* START INFORMATION SUPPLIED *

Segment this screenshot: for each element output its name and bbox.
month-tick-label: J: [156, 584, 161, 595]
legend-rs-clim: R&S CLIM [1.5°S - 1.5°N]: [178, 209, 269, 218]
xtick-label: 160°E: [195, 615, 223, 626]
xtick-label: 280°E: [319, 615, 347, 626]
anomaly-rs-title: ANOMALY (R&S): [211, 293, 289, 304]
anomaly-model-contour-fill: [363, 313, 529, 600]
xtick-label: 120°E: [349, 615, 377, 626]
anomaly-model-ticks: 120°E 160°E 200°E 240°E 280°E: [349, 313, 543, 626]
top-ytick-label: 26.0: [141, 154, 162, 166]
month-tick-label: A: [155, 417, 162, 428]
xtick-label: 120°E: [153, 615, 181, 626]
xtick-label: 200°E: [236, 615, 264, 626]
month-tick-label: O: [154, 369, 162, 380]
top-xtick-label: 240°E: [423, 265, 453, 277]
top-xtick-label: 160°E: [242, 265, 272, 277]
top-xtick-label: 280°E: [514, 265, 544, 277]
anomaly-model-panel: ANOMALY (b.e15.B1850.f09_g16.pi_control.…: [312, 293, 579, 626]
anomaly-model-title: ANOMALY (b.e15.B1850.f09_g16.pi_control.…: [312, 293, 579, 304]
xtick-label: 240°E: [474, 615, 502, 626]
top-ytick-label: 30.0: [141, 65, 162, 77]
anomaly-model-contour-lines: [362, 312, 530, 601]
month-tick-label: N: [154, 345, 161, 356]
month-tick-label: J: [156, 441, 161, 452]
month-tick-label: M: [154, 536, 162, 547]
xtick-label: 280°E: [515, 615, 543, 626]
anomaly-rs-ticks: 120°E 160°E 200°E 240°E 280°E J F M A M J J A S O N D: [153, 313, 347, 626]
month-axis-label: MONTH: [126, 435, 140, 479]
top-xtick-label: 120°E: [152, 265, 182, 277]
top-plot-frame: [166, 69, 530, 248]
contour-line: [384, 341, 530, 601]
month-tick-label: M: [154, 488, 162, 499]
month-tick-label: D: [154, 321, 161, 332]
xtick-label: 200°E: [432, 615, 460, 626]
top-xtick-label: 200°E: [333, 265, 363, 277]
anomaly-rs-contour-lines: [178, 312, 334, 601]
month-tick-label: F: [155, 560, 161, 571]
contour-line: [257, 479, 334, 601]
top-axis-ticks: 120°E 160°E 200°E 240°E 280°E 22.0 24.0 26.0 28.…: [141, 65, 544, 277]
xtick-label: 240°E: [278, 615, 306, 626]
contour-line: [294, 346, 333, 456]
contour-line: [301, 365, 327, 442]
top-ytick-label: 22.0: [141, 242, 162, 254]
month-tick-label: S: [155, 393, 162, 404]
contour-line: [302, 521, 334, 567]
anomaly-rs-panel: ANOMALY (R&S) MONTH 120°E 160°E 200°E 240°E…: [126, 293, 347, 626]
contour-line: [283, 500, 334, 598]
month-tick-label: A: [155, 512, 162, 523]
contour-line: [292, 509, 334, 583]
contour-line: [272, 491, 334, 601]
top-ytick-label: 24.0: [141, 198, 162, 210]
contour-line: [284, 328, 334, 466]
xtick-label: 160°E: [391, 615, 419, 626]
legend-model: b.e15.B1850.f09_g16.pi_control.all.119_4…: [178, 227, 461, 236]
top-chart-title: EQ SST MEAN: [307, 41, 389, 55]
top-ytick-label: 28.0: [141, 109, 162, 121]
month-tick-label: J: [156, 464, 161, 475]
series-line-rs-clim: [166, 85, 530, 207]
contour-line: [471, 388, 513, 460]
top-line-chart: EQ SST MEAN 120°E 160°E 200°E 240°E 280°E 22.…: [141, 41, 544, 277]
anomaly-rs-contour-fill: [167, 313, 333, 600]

* END INFORMATION SUPPLIED *

» WHAT TO WORK ON
Quote the records from their first line through the line that contains "top-xtick-label: 160°E: [242, 265, 272, 277]", both ends included.

» FULL OUTPUT
Segment this screenshot: for each element output its name and bbox.
month-tick-label: J: [156, 584, 161, 595]
legend-rs-clim: R&S CLIM [1.5°S - 1.5°N]: [178, 209, 269, 218]
xtick-label: 160°E: [195, 615, 223, 626]
xtick-label: 280°E: [319, 615, 347, 626]
anomaly-rs-title: ANOMALY (R&S): [211, 293, 289, 304]
anomaly-model-contour-fill: [363, 313, 529, 600]
xtick-label: 120°E: [349, 615, 377, 626]
anomaly-model-ticks: 120°E 160°E 200°E 240°E 280°E: [349, 313, 543, 626]
top-ytick-label: 26.0: [141, 154, 162, 166]
month-tick-label: A: [155, 417, 162, 428]
xtick-label: 120°E: [153, 615, 181, 626]
xtick-label: 200°E: [236, 615, 264, 626]
month-tick-label: O: [154, 369, 162, 380]
top-xtick-label: 240°E: [423, 265, 453, 277]
top-xtick-label: 160°E: [242, 265, 272, 277]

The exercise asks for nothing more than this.